REQUIRED TASK:
Only the lines from the one containing "Serialize everything readable" through the last line below should be written out, exactly and with both ends kept.

RECORDED DATA:
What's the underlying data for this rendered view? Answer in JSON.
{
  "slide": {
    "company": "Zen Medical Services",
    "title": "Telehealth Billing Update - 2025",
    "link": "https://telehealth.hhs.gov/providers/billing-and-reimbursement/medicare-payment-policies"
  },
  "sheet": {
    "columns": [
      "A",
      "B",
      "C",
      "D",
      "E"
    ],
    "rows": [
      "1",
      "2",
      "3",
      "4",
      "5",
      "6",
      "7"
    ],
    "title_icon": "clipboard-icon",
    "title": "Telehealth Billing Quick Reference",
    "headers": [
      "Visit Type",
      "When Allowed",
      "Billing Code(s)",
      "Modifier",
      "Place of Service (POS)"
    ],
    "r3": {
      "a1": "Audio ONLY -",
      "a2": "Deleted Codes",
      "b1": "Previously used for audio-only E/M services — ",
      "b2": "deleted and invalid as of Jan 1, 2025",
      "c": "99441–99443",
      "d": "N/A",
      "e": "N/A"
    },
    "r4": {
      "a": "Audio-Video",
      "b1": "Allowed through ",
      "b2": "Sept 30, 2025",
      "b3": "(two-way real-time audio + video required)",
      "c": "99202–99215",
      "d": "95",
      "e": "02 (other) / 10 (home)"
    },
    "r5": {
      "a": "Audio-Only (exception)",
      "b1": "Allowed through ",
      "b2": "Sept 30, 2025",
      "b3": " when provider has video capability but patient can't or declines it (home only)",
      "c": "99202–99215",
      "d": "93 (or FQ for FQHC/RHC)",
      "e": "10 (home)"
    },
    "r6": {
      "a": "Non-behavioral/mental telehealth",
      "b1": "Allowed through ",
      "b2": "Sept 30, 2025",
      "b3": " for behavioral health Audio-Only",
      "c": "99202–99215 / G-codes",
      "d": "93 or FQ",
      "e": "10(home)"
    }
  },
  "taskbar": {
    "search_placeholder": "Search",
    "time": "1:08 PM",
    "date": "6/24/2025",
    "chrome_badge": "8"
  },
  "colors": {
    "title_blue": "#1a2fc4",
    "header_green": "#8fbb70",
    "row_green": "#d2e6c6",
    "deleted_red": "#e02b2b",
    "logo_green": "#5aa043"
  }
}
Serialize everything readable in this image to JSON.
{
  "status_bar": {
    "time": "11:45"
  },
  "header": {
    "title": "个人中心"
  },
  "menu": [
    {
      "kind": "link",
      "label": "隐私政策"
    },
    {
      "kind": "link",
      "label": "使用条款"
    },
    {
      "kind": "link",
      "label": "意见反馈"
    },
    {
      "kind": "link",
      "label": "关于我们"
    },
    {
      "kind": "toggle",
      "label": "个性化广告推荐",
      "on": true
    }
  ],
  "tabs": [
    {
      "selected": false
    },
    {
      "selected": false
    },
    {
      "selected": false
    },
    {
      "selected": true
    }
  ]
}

SOLVED EXERCISE:
Serialize everything readable in this image to JSON.
{
  "status_bar": {
    "time": "11:45"
  },
  "header": {
    "title": "个人中心"
  },
  "menu": [
    {
      "kind": "link",
      "label": "隐私政策"
    },
    {
      "kind": "link",
      "label": "使用条款"
    },
    {
      "kind": "link",
      "label": "意见反馈"
    },
    {
      "kind": "link",
      "label": "关于我们"
    },
    {
      "kind": "toggle",
      "label": "个性化广告推荐",
      "on": true
    }
  ],
  "tabs": [
    {
      "selected": false
    },
    {
      "selected": false
    },
    {
      "selected": false
    },
    {
      "selected": true
    }
  ]
}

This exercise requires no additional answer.